**Exercise:**
Within this material, how many lines have the string "name" in them? The answer is a number, with nothing added.

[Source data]
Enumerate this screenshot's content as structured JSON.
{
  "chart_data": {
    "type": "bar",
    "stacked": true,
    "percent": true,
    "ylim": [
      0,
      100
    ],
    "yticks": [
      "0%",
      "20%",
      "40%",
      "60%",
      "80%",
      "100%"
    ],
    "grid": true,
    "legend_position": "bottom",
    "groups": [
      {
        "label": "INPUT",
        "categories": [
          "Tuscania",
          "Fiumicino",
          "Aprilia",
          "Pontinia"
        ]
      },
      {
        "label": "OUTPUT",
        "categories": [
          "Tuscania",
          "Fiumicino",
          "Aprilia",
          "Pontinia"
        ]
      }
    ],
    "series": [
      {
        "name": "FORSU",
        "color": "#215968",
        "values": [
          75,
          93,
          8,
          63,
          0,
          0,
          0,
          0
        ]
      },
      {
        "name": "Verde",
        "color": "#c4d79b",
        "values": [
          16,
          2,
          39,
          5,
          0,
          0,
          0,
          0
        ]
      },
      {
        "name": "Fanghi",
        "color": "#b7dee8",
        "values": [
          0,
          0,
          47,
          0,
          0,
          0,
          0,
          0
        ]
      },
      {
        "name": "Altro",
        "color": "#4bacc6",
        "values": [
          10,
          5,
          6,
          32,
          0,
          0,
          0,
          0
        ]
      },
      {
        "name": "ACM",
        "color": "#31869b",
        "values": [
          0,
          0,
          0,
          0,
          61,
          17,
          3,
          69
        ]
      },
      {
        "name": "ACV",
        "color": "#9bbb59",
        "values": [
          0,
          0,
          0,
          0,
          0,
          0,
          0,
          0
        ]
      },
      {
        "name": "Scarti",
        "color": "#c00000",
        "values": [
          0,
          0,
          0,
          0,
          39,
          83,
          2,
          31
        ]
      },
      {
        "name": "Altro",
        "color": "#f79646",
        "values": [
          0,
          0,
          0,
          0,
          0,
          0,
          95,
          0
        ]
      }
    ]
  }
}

**Response:**
8